§ **Instructions to follow**
Leave out the pictures and repeat exactly the lines from the one containing "Serialize everything readable" through the final line of the listing below.

§ **Entries shown**
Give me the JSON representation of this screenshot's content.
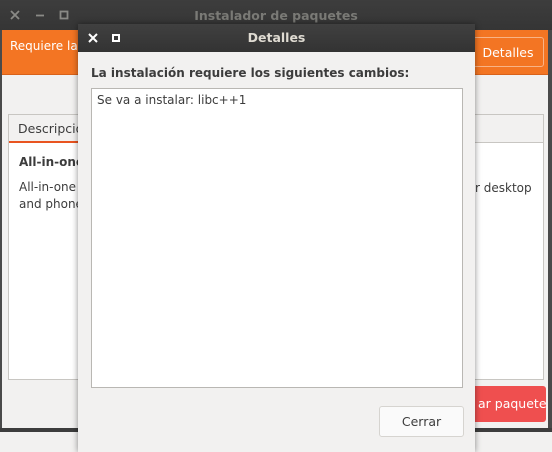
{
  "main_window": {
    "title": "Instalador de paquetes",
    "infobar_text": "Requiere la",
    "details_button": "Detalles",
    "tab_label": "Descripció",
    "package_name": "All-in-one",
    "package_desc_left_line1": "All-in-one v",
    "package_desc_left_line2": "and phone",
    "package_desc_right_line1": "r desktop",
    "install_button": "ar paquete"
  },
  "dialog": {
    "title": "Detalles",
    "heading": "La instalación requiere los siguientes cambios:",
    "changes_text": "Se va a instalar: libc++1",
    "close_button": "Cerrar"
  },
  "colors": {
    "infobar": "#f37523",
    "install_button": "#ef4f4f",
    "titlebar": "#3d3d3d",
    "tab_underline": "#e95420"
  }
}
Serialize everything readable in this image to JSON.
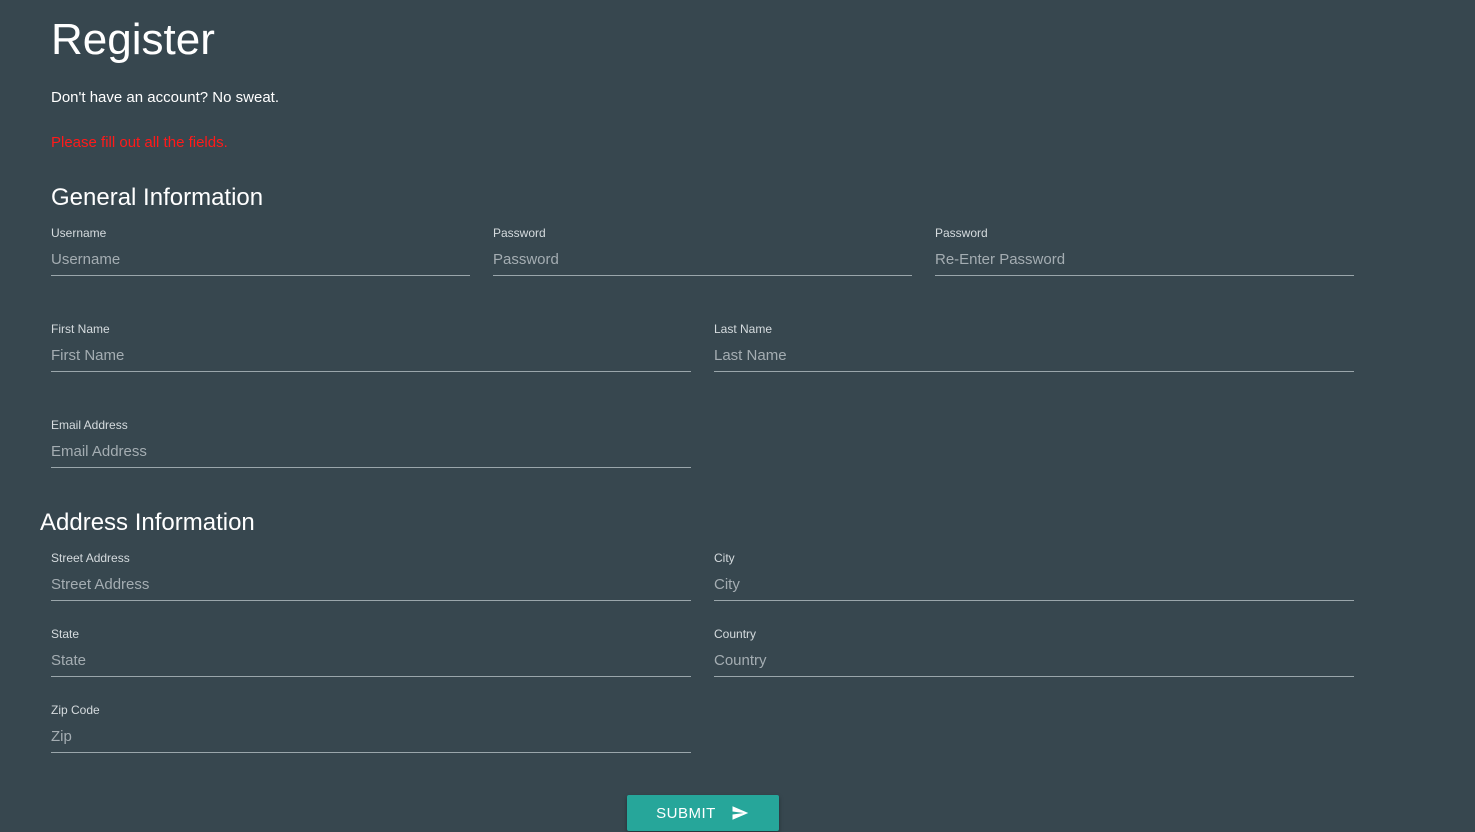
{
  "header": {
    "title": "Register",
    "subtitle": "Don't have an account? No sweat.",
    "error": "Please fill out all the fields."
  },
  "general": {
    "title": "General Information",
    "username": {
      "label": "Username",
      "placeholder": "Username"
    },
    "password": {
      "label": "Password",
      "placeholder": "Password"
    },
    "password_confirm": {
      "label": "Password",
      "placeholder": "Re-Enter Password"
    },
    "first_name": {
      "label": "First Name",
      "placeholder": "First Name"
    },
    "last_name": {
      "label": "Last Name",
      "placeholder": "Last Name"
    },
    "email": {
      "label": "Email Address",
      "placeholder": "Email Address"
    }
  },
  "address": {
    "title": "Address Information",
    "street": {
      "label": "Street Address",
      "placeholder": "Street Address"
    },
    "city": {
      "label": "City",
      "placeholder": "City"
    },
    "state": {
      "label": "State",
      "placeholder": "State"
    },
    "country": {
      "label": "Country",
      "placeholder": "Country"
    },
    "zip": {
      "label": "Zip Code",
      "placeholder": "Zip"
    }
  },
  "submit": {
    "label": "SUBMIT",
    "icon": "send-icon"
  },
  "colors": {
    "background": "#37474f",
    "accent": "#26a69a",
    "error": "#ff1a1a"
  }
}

§ **Output for this exercise**
Serialize everything readable in this image to JSON.
{
  "header": {
    "title": "Register",
    "subtitle": "Don't have an account? No sweat.",
    "error": "Please fill out all the fields."
  },
  "general": {
    "title": "General Information",
    "username": {
      "label": "Username",
      "placeholder": "Username"
    },
    "password": {
      "label": "Password",
      "placeholder": "Password"
    },
    "password_confirm": {
      "label": "Password",
      "placeholder": "Re-Enter Password"
    },
    "first_name": {
      "label": "First Name",
      "placeholder": "First Name"
    },
    "last_name": {
      "label": "Last Name",
      "placeholder": "Last Name"
    },
    "email": {
      "label": "Email Address",
      "placeholder": "Email Address"
    }
  },
  "address": {
    "title": "Address Information",
    "street": {
      "label": "Street Address",
      "placeholder": "Street Address"
    },
    "city": {
      "label": "City",
      "placeholder": "City"
    },
    "state": {
      "label": "State",
      "placeholder": "State"
    },
    "country": {
      "label": "Country",
      "placeholder": "Country"
    },
    "zip": {
      "label": "Zip Code",
      "placeholder": "Zip"
    }
  },
  "submit": {
    "label": "SUBMIT",
    "icon": "send-icon"
  },
  "colors": {
    "background": "#37474f",
    "accent": "#26a69a",
    "error": "#ff1a1a"
  }
}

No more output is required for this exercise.